Records for this task:
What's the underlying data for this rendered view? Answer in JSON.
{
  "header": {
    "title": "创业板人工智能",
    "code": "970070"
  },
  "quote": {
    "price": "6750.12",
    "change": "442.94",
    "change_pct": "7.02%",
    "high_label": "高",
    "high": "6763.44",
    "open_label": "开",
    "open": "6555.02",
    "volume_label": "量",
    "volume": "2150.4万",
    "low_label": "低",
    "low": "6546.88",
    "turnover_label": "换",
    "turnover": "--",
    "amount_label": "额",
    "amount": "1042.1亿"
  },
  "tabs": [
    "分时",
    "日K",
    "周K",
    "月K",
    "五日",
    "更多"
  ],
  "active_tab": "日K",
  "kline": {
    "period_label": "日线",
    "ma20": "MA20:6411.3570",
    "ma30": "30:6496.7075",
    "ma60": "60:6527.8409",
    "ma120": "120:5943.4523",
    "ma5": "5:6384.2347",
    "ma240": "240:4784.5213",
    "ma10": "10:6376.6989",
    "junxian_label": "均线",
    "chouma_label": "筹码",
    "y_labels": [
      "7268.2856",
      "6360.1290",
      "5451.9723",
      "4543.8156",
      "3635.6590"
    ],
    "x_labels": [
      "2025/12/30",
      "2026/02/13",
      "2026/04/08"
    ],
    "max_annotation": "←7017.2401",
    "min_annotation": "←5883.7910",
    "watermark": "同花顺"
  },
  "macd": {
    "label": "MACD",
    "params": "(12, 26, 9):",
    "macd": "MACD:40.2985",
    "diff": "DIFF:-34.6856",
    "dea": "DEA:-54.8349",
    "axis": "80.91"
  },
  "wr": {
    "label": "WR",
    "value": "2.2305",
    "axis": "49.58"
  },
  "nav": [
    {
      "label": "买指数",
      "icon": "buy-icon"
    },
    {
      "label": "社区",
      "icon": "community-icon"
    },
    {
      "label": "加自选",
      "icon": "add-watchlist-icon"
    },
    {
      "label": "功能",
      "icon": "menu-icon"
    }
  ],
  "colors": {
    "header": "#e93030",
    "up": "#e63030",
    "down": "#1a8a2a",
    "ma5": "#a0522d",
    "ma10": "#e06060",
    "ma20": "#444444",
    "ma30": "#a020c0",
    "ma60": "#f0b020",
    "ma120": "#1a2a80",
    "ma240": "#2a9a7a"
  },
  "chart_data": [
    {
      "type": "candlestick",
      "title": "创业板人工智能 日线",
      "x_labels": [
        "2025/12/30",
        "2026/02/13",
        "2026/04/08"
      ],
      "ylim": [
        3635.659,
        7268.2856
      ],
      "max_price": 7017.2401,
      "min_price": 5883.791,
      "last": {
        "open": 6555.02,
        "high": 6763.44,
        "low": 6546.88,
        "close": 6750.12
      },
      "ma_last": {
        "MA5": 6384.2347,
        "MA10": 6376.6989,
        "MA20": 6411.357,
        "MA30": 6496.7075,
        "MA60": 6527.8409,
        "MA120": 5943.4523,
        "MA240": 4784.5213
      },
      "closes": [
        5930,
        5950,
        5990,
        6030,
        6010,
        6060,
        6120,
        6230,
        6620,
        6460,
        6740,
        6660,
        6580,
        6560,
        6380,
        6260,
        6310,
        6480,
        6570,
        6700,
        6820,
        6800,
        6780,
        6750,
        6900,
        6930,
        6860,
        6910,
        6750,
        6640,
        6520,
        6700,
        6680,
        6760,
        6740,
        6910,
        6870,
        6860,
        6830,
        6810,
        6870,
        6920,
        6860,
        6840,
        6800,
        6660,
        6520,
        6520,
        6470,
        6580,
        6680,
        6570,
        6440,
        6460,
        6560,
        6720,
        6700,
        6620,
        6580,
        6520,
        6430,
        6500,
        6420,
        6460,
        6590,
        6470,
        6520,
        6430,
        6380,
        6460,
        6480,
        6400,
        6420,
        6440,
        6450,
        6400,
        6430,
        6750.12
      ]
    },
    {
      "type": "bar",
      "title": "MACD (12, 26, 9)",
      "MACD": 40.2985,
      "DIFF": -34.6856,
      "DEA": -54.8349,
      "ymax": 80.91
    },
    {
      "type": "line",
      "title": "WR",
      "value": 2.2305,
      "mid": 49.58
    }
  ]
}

Task instructions:
Reproduce the material above exactly; please quote every line of it.

Exercise output:
What's the underlying data for this rendered view? Answer in JSON.
{
  "header": {
    "title": "创业板人工智能",
    "code": "970070"
  },
  "quote": {
    "price": "6750.12",
    "change": "442.94",
    "change_pct": "7.02%",
    "high_label": "高",
    "high": "6763.44",
    "open_label": "开",
    "open": "6555.02",
    "volume_label": "量",
    "volume": "2150.4万",
    "low_label": "低",
    "low": "6546.88",
    "turnover_label": "换",
    "turnover": "--",
    "amount_label": "额",
    "amount": "1042.1亿"
  },
  "tabs": [
    "分时",
    "日K",
    "周K",
    "月K",
    "五日",
    "更多"
  ],
  "active_tab": "日K",
  "kline": {
    "period_label": "日线",
    "ma20": "MA20:6411.3570",
    "ma30": "30:6496.7075",
    "ma60": "60:6527.8409",
    "ma120": "120:5943.4523",
    "ma5": "5:6384.2347",
    "ma240": "240:4784.5213",
    "ma10": "10:6376.6989",
    "junxian_label": "均线",
    "chouma_label": "筹码",
    "y_labels": [
      "7268.2856",
      "6360.1290",
      "5451.9723",
      "4543.8156",
      "3635.6590"
    ],
    "x_labels": [
      "2025/12/30",
      "2026/02/13",
      "2026/04/08"
    ],
    "max_annotation": "←7017.2401",
    "min_annotation": "←5883.7910",
    "watermark": "同花顺"
  },
  "macd": {
    "label": "MACD",
    "params": "(12, 26, 9):",
    "macd": "MACD:40.2985",
    "diff": "DIFF:-34.6856",
    "dea": "DEA:-54.8349",
    "axis": "80.91"
  },
  "wr": {
    "label": "WR",
    "value": "2.2305",
    "axis": "49.58"
  },
  "nav": [
    {
      "label": "买指数",
      "icon": "buy-icon"
    },
    {
      "label": "社区",
      "icon": "community-icon"
    },
    {
      "label": "加自选",
      "icon": "add-watchlist-icon"
    },
    {
      "label": "功能",
      "icon": "menu-icon"
    }
  ],
  "colors": {
    "header": "#e93030",
    "up": "#e63030",
    "down": "#1a8a2a",
    "ma5": "#a0522d",
    "ma10": "#e06060",
    "ma20": "#444444",
    "ma30": "#a020c0",
    "ma60": "#f0b020",
    "ma120": "#1a2a80",
    "ma240": "#2a9a7a"
  },
  "chart_data": [
    {
      "type": "candlestick",
      "title": "创业板人工智能 日线",
      "x_labels": [
        "2025/12/30",
        "2026/02/13",
        "2026/04/08"
      ],
      "ylim": [
        3635.659,
        7268.2856
      ],
      "max_price": 7017.2401,
      "min_price": 5883.791,
      "last": {
        "open": 6555.02,
        "high": 6763.44,
        "low": 6546.88,
        "close": 6750.12
      },
      "ma_last": {
        "MA5": 6384.2347,
        "MA10": 6376.6989,
        "MA20": 6411.357,
        "MA30": 6496.7075,
        "MA60": 6527.8409,
        "MA120": 5943.4523,
        "MA240": 4784.5213
      },
      "closes": [
        5930,
        5950,
        5990,
        6030,
        6010,
        6060,
        6120,
        6230,
        6620,
        6460,
        6740,
        6660,
        6580,
        6560,
        6380,
        6260,
        6310,
        6480,
        6570,
        6700,
        6820,
        6800,
        6780,
        6750,
        6900,
        6930,
        6860,
        6910,
        6750,
        6640,
        6520,
        6700,
        6680,
        6760,
        6740,
        6910,
        6870,
        6860,
        6830,
        6810,
        6870,
        6920,
        6860,
        6840,
        6800,
        6660,
        6520,
        6520,
        6470,
        6580,
        6680,
        6570,
        6440,
        6460,
        6560,
        6720,
        6700,
        6620,
        6580,
        6520,
        6430,
        6500,
        6420,
        6460,
        6590,
        6470,
        6520,
        6430,
        6380,
        6460,
        6480,
        6400,
        6420,
        6440,
        6450,
        6400,
        6430,
        6750.12
      ]
    },
    {
      "type": "bar",
      "title": "MACD (12, 26, 9)",
      "MACD": 40.2985,
      "DIFF": -34.6856,
      "DEA": -54.8349,
      "ymax": 80.91
    },
    {
      "type": "line",
      "title": "WR",
      "value": 2.2305,
      "mid": 49.58
    }
  ]
}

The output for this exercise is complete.